GIVEN EXERCISE — Please copy each of the rows below word for word, changing nothing.

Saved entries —
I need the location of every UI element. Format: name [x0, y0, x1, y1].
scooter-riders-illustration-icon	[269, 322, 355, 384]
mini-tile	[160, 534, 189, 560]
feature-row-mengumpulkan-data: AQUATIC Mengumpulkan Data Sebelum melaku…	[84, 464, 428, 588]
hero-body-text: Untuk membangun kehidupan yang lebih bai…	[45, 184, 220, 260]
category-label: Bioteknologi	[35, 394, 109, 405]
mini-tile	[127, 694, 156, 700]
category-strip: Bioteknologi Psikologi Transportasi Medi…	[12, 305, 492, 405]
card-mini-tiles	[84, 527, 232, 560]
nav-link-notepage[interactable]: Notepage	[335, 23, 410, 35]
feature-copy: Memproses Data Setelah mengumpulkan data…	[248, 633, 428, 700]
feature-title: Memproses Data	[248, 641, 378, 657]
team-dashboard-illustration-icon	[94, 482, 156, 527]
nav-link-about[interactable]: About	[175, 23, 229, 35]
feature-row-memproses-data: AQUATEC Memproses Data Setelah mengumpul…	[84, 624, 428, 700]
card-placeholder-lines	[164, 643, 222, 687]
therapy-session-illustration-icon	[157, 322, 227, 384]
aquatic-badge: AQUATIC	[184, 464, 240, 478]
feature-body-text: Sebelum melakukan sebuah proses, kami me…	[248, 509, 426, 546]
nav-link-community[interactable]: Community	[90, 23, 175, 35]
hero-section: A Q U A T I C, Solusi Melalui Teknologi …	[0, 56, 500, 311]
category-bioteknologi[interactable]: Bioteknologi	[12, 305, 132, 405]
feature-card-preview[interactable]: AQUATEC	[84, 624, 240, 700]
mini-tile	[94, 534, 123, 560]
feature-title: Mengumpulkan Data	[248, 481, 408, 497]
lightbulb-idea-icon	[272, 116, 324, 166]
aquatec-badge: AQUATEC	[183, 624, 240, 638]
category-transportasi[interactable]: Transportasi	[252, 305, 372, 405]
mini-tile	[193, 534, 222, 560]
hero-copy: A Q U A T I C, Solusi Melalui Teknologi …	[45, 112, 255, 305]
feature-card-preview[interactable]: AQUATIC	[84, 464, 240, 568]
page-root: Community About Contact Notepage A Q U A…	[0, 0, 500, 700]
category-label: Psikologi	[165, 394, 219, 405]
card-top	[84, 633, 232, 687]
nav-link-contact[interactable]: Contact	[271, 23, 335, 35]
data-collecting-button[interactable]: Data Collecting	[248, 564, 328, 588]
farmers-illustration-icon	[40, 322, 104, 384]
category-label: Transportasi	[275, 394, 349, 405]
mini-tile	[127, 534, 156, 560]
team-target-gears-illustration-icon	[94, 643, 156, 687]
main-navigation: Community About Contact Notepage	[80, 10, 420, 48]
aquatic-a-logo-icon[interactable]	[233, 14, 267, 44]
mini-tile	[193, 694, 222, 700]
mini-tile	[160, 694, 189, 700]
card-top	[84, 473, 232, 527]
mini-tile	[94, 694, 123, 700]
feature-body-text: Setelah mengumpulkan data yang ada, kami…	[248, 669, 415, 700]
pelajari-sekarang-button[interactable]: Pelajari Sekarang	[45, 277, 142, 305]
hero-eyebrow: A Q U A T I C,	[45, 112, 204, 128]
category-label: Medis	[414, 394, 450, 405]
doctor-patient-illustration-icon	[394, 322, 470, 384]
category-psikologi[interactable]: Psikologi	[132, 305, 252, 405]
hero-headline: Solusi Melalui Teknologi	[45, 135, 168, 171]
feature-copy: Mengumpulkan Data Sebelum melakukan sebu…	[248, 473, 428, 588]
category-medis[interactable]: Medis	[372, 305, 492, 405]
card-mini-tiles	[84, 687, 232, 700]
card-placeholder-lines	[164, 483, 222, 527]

RESPONSE —
I need the location of every UI element. Format: name [x0, y0, x1, y1].
scooter-riders-illustration-icon	[269, 322, 355, 384]
mini-tile	[160, 534, 189, 560]
feature-row-mengumpulkan-data: AQUATIC Mengumpulkan Data Sebelum melaku…	[84, 464, 428, 588]
hero-body-text: Untuk membangun kehidupan yang lebih bai…	[45, 184, 220, 260]
category-label: Bioteknologi	[35, 394, 109, 405]
mini-tile	[127, 694, 156, 700]
category-strip: Bioteknologi Psikologi Transportasi Medi…	[12, 305, 492, 405]
card-mini-tiles	[84, 527, 232, 560]
nav-link-notepage[interactable]: Notepage	[335, 23, 410, 35]
feature-copy: Memproses Data Setelah mengumpulkan data…	[248, 633, 428, 700]
feature-title: Memproses Data	[248, 641, 378, 657]
team-dashboard-illustration-icon	[94, 482, 156, 527]
nav-link-about[interactable]: About	[175, 23, 229, 35]
feature-row-memproses-data: AQUATEC Memproses Data Setelah mengumpul…	[84, 624, 428, 700]
card-placeholder-lines	[164, 643, 222, 687]
therapy-session-illustration-icon	[157, 322, 227, 384]
aquatic-badge: AQUATIC	[184, 464, 240, 478]
feature-body-text: Sebelum melakukan sebuah proses, kami me…	[248, 509, 426, 546]
nav-link-community[interactable]: Community	[90, 23, 175, 35]
hero-section: A Q U A T I C, Solusi Melalui Teknologi …	[0, 56, 500, 311]
category-bioteknologi[interactable]: Bioteknologi	[12, 305, 132, 405]
feature-card-preview[interactable]: AQUATEC	[84, 624, 240, 700]
mini-tile	[94, 534, 123, 560]
feature-title: Mengumpulkan Data	[248, 481, 408, 497]
lightbulb-idea-icon	[272, 116, 324, 166]
aquatec-badge: AQUATEC	[183, 624, 240, 638]
category-transportasi[interactable]: Transportasi	[252, 305, 372, 405]
mini-tile	[193, 534, 222, 560]
hero-copy: A Q U A T I C, Solusi Melalui Teknologi …	[45, 112, 255, 305]
feature-card-preview[interactable]: AQUATIC	[84, 464, 240, 568]
page-root: Community About Contact Notepage A Q U A…	[0, 0, 500, 700]
category-label: Psikologi	[165, 394, 219, 405]
card-top	[84, 633, 232, 687]
nav-link-contact[interactable]: Contact	[271, 23, 335, 35]
data-collecting-button[interactable]: Data Collecting	[248, 564, 328, 588]
farmers-illustration-icon	[40, 322, 104, 384]
category-label: Transportasi	[275, 394, 349, 405]
mini-tile	[127, 534, 156, 560]
team-target-gears-illustration-icon	[94, 643, 156, 687]
main-navigation: Community About Contact Notepage	[80, 10, 420, 48]
aquatic-a-logo-icon[interactable]	[233, 14, 267, 44]
mini-tile	[193, 694, 222, 700]
mini-tile	[160, 694, 189, 700]
card-top	[84, 473, 232, 527]
mini-tile	[94, 694, 123, 700]
feature-body-text: Setelah mengumpulkan data yang ada, kami…	[248, 669, 415, 700]
pelajari-sekarang-button[interactable]: Pelajari Sekarang	[45, 277, 142, 305]
hero-eyebrow: A Q U A T I C,	[45, 112, 204, 128]
category-label: Medis	[414, 394, 450, 405]
doctor-patient-illustration-icon	[394, 322, 470, 384]
category-psikologi[interactable]: Psikologi	[132, 305, 252, 405]
hero-headline: Solusi Melalui Teknologi	[45, 135, 168, 171]
feature-copy: Mengumpulkan Data Sebelum melakukan sebu…	[248, 473, 428, 588]
category-medis[interactable]: Medis	[372, 305, 492, 405]
card-mini-tiles	[84, 687, 232, 700]
card-placeholder-lines	[164, 483, 222, 527]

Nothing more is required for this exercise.